▶ **The problem**
Repeat exactly the lines from the one containing "Extract the structured" through the last line of the records below, both included, and nothing else.

▶ **Supplied records**
_ _ _ _ _
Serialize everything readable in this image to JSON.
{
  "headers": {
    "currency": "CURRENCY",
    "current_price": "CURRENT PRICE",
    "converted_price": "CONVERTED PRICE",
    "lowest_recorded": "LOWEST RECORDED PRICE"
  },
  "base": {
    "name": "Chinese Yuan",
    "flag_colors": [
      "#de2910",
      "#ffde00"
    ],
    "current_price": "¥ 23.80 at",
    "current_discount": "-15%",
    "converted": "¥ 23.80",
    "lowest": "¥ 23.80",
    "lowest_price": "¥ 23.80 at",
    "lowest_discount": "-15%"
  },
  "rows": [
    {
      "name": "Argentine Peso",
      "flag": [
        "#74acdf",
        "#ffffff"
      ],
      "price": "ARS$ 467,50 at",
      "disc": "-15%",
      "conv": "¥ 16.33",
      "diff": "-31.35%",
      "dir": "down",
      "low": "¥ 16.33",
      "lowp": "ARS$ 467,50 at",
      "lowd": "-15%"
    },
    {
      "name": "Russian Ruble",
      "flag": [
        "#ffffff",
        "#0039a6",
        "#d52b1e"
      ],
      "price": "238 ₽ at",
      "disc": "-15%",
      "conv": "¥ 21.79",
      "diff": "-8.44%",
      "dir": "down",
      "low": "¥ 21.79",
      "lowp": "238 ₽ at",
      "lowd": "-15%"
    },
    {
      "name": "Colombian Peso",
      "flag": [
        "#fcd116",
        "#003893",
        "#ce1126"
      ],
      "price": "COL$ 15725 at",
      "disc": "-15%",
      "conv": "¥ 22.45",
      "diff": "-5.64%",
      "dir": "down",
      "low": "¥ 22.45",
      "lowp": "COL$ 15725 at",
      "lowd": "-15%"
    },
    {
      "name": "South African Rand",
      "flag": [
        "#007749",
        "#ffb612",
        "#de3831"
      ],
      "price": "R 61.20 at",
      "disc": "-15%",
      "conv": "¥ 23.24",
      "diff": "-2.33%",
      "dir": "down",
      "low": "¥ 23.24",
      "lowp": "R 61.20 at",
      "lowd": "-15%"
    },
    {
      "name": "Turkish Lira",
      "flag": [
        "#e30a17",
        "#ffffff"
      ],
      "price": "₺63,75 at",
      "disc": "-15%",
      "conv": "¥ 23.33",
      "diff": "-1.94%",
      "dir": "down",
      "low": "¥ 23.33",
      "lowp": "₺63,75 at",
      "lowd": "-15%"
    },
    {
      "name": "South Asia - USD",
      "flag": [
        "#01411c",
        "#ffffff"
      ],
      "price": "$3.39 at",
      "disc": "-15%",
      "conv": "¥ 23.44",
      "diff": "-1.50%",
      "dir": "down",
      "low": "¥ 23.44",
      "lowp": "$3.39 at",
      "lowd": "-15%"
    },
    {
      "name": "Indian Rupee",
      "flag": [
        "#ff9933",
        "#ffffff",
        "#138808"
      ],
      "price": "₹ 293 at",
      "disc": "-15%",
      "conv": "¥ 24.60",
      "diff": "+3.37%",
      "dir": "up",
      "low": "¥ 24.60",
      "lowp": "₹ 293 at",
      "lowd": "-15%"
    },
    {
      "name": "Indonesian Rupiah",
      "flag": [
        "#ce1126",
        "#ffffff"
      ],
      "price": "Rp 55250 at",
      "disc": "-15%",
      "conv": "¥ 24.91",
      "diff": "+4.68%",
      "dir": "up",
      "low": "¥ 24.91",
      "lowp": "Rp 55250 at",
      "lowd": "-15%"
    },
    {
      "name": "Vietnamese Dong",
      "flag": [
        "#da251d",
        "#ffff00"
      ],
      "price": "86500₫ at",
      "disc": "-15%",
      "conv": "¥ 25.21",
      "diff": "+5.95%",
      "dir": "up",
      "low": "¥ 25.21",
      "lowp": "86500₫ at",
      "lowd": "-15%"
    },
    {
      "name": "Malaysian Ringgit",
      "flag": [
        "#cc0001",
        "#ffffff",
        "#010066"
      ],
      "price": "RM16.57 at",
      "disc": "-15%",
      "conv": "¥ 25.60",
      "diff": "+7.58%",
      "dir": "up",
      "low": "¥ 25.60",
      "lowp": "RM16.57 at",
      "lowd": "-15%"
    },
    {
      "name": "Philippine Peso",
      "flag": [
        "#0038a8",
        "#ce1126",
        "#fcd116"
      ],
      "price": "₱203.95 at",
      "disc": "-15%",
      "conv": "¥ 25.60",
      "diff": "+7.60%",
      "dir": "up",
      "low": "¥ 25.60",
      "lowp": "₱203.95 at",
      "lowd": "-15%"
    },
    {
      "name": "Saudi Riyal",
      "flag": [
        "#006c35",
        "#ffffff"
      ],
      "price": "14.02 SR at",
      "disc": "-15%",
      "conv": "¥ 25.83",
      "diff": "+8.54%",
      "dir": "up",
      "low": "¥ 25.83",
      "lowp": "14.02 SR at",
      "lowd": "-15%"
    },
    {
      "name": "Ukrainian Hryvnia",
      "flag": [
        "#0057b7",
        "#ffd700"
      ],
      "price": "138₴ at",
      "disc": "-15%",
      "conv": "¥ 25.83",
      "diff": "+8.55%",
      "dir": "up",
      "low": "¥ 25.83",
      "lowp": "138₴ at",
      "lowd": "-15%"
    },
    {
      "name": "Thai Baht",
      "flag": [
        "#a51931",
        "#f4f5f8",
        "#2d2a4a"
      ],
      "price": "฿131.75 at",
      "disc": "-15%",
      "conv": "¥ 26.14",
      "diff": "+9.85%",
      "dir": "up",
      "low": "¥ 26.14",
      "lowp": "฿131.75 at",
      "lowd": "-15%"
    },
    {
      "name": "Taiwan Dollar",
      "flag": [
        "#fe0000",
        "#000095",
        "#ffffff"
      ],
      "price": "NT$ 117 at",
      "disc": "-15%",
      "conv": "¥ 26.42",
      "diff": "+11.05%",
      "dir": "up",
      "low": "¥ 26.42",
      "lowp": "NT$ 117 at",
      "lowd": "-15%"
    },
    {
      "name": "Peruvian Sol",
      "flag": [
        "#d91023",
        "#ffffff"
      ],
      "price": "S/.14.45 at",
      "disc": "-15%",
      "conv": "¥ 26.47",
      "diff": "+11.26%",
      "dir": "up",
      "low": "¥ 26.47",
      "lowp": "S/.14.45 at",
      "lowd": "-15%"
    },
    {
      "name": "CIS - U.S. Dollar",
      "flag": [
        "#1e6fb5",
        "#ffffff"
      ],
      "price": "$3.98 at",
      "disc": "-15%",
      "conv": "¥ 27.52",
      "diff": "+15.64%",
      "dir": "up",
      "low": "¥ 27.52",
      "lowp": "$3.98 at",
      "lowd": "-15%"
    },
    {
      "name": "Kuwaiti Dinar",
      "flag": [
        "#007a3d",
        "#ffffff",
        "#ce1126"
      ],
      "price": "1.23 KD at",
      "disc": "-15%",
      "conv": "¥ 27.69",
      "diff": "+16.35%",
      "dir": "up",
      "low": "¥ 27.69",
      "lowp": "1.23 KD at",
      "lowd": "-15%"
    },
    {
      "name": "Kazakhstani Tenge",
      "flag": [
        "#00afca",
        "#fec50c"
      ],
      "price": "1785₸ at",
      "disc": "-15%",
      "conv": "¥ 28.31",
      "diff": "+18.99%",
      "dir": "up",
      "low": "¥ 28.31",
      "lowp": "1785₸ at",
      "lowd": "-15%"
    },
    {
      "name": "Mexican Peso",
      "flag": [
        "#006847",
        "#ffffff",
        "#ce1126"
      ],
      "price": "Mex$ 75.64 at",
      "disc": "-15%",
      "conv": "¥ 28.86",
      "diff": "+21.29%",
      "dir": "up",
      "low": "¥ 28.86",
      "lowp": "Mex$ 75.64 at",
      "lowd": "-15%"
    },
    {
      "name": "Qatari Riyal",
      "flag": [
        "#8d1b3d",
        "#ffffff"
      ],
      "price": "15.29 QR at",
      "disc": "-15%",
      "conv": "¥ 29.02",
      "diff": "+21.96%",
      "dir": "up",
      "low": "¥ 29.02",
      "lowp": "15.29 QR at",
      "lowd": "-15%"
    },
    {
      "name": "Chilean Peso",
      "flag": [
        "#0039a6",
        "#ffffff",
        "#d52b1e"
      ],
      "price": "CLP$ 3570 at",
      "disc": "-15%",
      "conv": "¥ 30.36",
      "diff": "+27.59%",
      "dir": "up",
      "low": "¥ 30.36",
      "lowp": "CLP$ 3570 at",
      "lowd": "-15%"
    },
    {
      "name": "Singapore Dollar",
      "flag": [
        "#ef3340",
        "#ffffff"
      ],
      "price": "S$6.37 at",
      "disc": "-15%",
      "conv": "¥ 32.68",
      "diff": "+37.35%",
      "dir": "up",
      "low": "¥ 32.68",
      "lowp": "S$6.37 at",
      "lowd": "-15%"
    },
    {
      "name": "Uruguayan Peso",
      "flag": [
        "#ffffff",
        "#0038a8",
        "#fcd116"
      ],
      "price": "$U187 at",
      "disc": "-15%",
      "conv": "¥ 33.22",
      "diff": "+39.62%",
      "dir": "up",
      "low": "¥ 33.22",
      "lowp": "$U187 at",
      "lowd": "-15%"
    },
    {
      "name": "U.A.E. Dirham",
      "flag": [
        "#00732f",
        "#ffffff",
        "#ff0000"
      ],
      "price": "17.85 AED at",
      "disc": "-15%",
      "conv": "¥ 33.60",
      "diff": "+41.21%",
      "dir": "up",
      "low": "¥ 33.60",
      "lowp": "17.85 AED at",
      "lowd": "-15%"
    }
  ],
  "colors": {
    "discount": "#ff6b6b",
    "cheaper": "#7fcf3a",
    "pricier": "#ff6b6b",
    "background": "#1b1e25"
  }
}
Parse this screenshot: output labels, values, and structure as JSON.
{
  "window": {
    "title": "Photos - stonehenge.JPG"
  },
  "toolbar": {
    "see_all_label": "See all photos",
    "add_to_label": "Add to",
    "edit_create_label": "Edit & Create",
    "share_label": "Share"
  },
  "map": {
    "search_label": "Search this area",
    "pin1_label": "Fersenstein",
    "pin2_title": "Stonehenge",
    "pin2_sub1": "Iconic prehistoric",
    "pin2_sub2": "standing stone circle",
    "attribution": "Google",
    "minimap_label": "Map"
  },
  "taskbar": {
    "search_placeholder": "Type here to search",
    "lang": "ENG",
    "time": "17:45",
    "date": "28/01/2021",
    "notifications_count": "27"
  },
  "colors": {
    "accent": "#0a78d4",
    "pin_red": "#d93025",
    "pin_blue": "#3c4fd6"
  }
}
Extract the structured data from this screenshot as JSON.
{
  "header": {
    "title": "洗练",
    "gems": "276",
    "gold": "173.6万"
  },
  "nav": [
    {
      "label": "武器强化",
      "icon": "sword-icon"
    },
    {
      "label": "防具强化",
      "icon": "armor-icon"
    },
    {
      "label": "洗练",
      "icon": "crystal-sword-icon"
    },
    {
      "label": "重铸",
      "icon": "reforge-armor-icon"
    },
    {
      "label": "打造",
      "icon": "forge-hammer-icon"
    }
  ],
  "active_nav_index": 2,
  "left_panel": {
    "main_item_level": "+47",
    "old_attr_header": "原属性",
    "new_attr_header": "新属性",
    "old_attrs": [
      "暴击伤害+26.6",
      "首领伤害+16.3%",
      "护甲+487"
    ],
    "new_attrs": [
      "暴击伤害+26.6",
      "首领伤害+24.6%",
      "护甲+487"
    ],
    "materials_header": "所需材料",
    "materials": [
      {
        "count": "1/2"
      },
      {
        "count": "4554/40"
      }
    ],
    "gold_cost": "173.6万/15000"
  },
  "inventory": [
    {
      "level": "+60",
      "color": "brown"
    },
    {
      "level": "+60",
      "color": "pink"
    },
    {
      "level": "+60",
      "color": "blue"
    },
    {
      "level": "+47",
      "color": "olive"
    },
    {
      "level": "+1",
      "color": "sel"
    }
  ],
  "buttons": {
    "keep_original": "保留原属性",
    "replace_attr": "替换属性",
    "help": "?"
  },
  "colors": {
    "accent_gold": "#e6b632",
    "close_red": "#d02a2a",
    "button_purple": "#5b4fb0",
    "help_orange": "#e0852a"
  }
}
_ _ _ _ _
▶ **Full output**
Extract the structured data from this screenshot as JSON.
{
  "header": {
    "title": "洗练",
    "gems": "276",
    "gold": "173.6万"
  },
  "nav": [
    {
      "label": "武器强化",
      "icon": "sword-icon"
    },
    {
      "label": "防具强化",
      "icon": "armor-icon"
    },
    {
      "label": "洗练",
      "icon": "crystal-sword-icon"
    },
    {
      "label": "重铸",
      "icon": "reforge-armor-icon"
    },
    {
      "label": "打造",
      "icon": "forge-hammer-icon"
    }
  ],
  "active_nav_index": 2,
  "left_panel": {
    "main_item_level": "+47",
    "old_attr_header": "原属性",
    "new_attr_header": "新属性",
    "old_attrs": [
      "暴击伤害+26.6",
      "首领伤害+16.3%",
      "护甲+487"
    ],
    "new_attrs": [
      "暴击伤害+26.6",
      "首领伤害+24.6%",
      "护甲+487"
    ],
    "materials_header": "所需材料",
    "materials": [
      {
        "count": "1/2"
      },
      {
        "count": "4554/40"
      }
    ],
    "gold_cost": "173.6万/15000"
  },
  "inventory": [
    {
      "level": "+60",
      "color": "brown"
    },
    {
      "level": "+60",
      "color": "pink"
    },
    {
      "level": "+60",
      "color": "blue"
    },
    {
      "level": "+47",
      "color": "olive"
    },
    {
      "level": "+1",
      "color": "sel"
    }
  ],
  "buttons": {
    "keep_original": "保留原属性",
    "replace_attr": "替换属性",
    "help": "?"
  },
  "colors": {
    "accent_gold": "#e6b632",
    "close_red": "#d02a2a",
    "button_purple": "#5b4fb0",
    "help_orange": "#e0852a"
  }
}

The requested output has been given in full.